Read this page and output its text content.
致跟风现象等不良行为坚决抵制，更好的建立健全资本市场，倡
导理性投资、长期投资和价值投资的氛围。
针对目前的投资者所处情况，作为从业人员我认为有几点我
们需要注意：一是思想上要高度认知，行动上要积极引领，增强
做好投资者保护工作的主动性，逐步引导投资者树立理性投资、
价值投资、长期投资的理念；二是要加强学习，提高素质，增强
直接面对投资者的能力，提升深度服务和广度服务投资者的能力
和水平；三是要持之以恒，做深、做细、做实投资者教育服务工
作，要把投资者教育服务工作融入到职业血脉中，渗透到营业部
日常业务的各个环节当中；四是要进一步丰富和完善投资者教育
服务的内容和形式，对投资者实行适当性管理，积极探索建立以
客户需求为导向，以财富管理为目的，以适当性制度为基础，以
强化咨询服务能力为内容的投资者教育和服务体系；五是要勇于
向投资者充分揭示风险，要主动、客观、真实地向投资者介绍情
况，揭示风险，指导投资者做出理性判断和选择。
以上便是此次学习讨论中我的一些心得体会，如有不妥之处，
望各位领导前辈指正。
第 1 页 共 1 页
+-------+
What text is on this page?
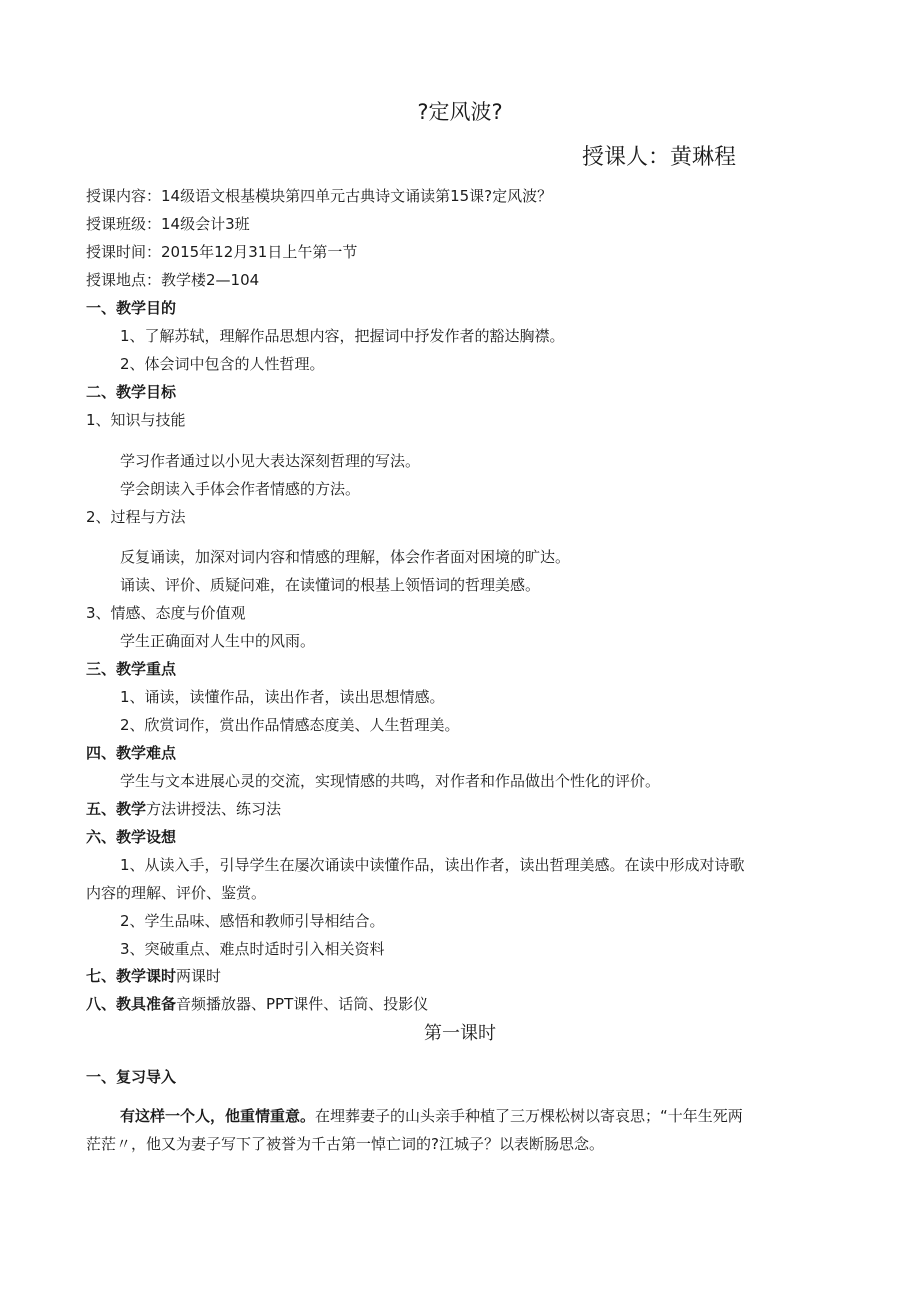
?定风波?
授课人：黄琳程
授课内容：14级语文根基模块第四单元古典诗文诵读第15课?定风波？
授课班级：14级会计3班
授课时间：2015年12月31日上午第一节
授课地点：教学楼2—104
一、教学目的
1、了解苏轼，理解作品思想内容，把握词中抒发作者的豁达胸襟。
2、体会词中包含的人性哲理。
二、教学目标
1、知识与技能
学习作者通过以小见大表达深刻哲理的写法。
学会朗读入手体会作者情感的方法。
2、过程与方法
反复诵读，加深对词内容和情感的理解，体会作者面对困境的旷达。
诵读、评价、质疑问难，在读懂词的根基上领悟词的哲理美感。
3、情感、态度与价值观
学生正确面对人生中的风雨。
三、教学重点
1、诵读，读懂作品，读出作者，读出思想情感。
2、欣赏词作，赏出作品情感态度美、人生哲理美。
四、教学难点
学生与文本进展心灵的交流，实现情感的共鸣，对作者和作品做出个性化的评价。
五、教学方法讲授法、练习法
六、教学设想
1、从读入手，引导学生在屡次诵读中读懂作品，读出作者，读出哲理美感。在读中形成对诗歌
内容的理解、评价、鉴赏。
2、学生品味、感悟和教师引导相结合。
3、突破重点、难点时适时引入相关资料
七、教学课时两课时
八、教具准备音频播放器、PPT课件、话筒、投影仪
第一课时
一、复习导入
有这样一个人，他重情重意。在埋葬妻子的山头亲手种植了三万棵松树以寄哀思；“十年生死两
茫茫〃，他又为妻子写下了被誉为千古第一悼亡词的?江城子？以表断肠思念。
+-------+
> **Exercise brief**: Your answer should be a single number: the count of lines in the data that include the word "page".

> **Response for this exercise**: 2